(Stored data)
%%

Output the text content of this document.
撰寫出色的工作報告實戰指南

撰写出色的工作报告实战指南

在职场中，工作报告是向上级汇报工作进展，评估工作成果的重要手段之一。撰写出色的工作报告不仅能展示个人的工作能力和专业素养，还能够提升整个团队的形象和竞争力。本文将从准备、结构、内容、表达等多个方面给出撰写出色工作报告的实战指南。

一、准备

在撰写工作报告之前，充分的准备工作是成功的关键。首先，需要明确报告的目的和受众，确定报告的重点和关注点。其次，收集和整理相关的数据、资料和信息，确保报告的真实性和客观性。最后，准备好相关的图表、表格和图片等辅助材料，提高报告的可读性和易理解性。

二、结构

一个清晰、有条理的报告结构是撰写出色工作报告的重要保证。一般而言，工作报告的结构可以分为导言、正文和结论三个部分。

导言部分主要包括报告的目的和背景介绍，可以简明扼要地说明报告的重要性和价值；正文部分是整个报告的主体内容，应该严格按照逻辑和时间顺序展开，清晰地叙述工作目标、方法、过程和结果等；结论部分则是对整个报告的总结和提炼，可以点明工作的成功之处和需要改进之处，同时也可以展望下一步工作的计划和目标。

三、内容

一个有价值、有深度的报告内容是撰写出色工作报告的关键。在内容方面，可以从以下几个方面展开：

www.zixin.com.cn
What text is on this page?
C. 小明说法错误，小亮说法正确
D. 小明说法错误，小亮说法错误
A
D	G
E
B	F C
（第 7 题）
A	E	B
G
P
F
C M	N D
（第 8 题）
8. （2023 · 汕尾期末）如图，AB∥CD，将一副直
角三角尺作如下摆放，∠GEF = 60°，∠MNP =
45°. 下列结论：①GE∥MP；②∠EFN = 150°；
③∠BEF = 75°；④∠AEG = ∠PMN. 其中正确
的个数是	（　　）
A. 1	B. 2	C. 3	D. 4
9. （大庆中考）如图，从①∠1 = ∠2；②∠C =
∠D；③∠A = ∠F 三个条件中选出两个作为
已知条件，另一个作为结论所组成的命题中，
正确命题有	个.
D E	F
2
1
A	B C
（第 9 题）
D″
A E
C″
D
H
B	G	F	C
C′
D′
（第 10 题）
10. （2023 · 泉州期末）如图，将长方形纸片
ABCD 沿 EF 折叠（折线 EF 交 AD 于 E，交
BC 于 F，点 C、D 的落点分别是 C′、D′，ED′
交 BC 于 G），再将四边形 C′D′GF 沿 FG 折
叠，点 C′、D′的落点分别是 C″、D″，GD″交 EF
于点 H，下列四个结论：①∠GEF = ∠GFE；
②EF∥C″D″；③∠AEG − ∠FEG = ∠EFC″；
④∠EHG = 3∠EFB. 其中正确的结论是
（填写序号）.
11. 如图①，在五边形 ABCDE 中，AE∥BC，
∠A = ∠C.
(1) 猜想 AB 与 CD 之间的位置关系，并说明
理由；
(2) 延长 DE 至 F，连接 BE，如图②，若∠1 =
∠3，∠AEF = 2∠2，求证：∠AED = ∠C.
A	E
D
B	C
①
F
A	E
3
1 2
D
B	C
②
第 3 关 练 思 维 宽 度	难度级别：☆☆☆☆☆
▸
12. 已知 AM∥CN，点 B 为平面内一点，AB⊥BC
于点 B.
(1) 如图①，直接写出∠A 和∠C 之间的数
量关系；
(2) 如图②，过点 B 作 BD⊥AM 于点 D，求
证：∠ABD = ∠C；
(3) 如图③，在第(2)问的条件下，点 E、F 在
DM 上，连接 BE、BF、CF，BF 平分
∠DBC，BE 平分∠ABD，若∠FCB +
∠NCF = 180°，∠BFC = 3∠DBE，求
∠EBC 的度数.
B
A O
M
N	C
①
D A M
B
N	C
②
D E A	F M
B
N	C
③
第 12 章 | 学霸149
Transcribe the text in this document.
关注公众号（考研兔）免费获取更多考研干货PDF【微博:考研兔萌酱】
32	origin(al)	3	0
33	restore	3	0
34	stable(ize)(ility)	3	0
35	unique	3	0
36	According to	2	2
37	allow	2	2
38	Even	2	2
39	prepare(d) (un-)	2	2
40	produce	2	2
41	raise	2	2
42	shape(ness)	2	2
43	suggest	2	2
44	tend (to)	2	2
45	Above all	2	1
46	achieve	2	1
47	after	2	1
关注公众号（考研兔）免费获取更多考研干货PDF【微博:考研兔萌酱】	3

%%

(EXERCISE GOAL)
From the data, collect all lines where the string "考研兔萌酱" appears.

(REPLY TO THE TASK)
关注公众号（考研兔）免费获取更多考研干货PDF【微博:考研兔萌酱】
关注公众号（考研兔）免费获取更多考研干货PDF【微博:考研兔萌酱】	3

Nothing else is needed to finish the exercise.